What you need to do =>
Write each record again exactly as it stands.

Dataset records =>

'''

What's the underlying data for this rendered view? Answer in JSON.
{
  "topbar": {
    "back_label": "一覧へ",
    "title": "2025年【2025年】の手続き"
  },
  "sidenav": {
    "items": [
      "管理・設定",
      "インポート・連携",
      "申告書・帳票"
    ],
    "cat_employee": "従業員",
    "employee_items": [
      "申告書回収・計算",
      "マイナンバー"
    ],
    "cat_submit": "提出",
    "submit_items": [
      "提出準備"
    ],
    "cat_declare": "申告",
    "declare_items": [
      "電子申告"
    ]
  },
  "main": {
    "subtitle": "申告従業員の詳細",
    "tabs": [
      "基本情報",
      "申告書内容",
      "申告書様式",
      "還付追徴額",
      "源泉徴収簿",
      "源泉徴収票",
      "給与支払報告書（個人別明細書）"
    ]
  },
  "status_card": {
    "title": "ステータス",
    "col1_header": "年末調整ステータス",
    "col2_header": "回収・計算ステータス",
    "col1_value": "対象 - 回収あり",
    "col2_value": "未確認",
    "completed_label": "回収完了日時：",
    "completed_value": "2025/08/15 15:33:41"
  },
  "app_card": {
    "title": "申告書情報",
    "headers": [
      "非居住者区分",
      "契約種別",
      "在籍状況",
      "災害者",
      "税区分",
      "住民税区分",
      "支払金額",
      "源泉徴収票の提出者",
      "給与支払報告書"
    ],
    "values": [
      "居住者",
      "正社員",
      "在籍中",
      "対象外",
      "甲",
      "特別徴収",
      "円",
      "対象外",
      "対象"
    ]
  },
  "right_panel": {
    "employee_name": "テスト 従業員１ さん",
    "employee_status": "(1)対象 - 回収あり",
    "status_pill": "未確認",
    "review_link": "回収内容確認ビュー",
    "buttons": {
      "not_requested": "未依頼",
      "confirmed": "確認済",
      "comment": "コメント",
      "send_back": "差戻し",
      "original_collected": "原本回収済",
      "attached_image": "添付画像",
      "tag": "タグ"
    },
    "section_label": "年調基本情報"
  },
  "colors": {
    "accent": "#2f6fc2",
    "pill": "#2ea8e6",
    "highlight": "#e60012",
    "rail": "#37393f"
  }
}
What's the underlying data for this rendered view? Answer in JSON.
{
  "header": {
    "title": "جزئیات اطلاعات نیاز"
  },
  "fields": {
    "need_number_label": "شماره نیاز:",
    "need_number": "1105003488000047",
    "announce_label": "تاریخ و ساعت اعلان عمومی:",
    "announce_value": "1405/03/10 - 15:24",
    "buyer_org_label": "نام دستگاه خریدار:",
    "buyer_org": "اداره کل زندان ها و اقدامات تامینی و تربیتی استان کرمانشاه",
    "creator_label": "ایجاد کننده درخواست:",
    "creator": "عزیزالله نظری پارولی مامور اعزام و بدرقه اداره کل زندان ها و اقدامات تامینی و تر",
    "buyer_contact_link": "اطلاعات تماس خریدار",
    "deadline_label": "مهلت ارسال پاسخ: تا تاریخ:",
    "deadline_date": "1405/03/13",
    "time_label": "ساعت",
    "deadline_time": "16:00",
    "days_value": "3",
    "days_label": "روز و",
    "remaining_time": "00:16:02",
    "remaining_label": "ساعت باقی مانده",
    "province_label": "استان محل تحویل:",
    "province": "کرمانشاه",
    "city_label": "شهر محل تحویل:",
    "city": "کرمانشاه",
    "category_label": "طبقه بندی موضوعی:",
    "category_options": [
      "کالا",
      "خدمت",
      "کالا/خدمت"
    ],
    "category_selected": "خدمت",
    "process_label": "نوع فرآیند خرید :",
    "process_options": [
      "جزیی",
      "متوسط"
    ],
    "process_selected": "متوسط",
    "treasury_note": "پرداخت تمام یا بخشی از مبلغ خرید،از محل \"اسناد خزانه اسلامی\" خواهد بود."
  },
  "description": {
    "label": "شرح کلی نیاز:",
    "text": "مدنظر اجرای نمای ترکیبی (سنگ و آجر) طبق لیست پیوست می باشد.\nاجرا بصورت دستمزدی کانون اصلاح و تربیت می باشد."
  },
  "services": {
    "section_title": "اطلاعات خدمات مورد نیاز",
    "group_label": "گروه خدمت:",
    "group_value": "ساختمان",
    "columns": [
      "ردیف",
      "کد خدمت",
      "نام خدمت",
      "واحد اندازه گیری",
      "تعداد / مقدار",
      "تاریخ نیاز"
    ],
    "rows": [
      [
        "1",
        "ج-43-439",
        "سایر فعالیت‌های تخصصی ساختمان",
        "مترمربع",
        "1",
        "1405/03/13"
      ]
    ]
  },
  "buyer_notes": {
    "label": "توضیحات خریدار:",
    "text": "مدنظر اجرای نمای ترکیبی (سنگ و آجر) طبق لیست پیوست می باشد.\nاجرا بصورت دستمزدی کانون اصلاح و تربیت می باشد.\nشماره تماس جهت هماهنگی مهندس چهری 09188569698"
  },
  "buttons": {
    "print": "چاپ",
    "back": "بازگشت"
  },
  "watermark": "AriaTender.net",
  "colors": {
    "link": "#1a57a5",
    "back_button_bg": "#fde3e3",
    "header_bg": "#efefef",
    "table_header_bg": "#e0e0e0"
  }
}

'''

Answer for the task =>
What's the underlying data for this rendered view? Answer in JSON.
{
  "topbar": {
    "back_label": "一覧へ",
    "title": "2025年【2025年】の手続き"
  },
  "sidenav": {
    "items": [
      "管理・設定",
      "インポート・連携",
      "申告書・帳票"
    ],
    "cat_employee": "従業員",
    "employee_items": [
      "申告書回収・計算",
      "マイナンバー"
    ],
    "cat_submit": "提出",
    "submit_items": [
      "提出準備"
    ],
    "cat_declare": "申告",
    "declare_items": [
      "電子申告"
    ]
  },
  "main": {
    "subtitle": "申告従業員の詳細",
    "tabs": [
      "基本情報",
      "申告書内容",
      "申告書様式",
      "還付追徴額",
      "源泉徴収簿",
      "源泉徴収票",
      "給与支払報告書（個人別明細書）"
    ]
  },
  "status_card": {
    "title": "ステータス",
    "col1_header": "年末調整ステータス",
    "col2_header": "回収・計算ステータス",
    "col1_value": "対象 - 回収あり",
    "col2_value": "未確認",
    "completed_label": "回収完了日時：",
    "completed_value": "2025/08/15 15:33:41"
  },
  "app_card": {
    "title": "申告書情報",
    "headers": [
      "非居住者区分",
      "契約種別",
      "在籍状況",
      "災害者",
      "税区分",
      "住民税区分",
      "支払金額",
      "源泉徴収票の提出者",
      "給与支払報告書"
    ],
    "values": [
      "居住者",
      "正社員",
      "在籍中",
      "対象外",
      "甲",
      "特別徴収",
      "円",
      "対象外",
      "対象"
    ]
  },
  "right_panel": {
    "employee_name": "テスト 従業員１ さん",
    "employee_status": "(1)対象 - 回収あり",
    "status_pill": "未確認",
    "review_link": "回収内容確認ビュー",
    "buttons": {
      "not_requested": "未依頼",
      "confirmed": "確認済",
      "comment": "コメント",
      "send_back": "差戻し",
      "original_collected": "原本回収済",
      "attached_image": "添付画像",
      "tag": "タグ"
    },
    "section_label": "年調基本情報"
  },
  "colors": {
    "accent": "#2f6fc2",
    "pill": "#2ea8e6",
    "highlight": "#e60012",
    "rail": "#37393f"
  }
}
What's the underlying data for this rendered view? Answer in JSON.
{
  "header": {
    "title": "جزئیات اطلاعات نیاز"
  },
  "fields": {
    "need_number_label": "شماره نیاز:",
    "need_number": "1105003488000047",
    "announce_label": "تاریخ و ساعت اعلان عمومی:",
    "announce_value": "1405/03/10 - 15:24",
    "buyer_org_label": "نام دستگاه خریدار:",
    "buyer_org": "اداره کل زندان ها و اقدامات تامینی و تربیتی استان کرمانشاه",
    "creator_label": "ایجاد کننده درخواست:",
    "creator": "عزیزالله نظری پارولی مامور اعزام و بدرقه اداره کل زندان ها و اقدامات تامینی و تر",
    "buyer_contact_link": "اطلاعات تماس خریدار",
    "deadline_label": "مهلت ارسال پاسخ: تا تاریخ:",
    "deadline_date": "1405/03/13",
    "time_label": "ساعت",
    "deadline_time": "16:00",
    "days_value": "3",
    "days_label": "روز و",
    "remaining_time": "00:16:02",
    "remaining_label": "ساعت باقی مانده",
    "province_label": "استان محل تحویل:",
    "province": "کرمانشاه",
    "city_label": "شهر محل تحویل:",
    "city": "کرمانشاه",
    "category_label": "طبقه بندی موضوعی:",
    "category_options": [
      "کالا",
      "خدمت",
      "کالا/خدمت"
    ],
    "category_selected": "خدمت",
    "process_label": "نوع فرآیند خرید :",
    "process_options": [
      "جزیی",
      "متوسط"
    ],
    "process_selected": "متوسط",
    "treasury_note": "پرداخت تمام یا بخشی از مبلغ خرید،از محل \"اسناد خزانه اسلامی\" خواهد بود."
  },
  "description": {
    "label": "شرح کلی نیاز:",
    "text": "مدنظر اجرای نمای ترکیبی (سنگ و آجر) طبق لیست پیوست می باشد.\nاجرا بصورت دستمزدی کانون اصلاح و تربیت می باشد."
  },
  "services": {
    "section_title": "اطلاعات خدمات مورد نیاز",
    "group_label": "گروه خدمت:",
    "group_value": "ساختمان",
    "columns": [
      "ردیف",
      "کد خدمت",
      "نام خدمت",
      "واحد اندازه گیری",
      "تعداد / مقدار",
      "تاریخ نیاز"
    ],
    "rows": [
      [
        "1",
        "ج-43-439",
        "سایر فعالیت‌های تخصصی ساختمان",
        "مترمربع",
        "1",
        "1405/03/13"
      ]
    ]
  },
  "buyer_notes": {
    "label": "توضیحات خریدار:",
    "text": "مدنظر اجرای نمای ترکیبی (سنگ و آجر) طبق لیست پیوست می باشد.\nاجرا بصورت دستمزدی کانون اصلاح و تربیت می باشد.\nشماره تماس جهت هماهنگی مهندس چهری 09188569698"
  },
  "buttons": {
    "print": "چاپ",
    "back": "بازگشت"
  },
  "watermark": "AriaTender.net",
  "colors": {
    "link": "#1a57a5",
    "back_button_bg": "#fde3e3",
    "header_bg": "#efefef",
    "table_header_bg": "#e0e0e0"
  }
}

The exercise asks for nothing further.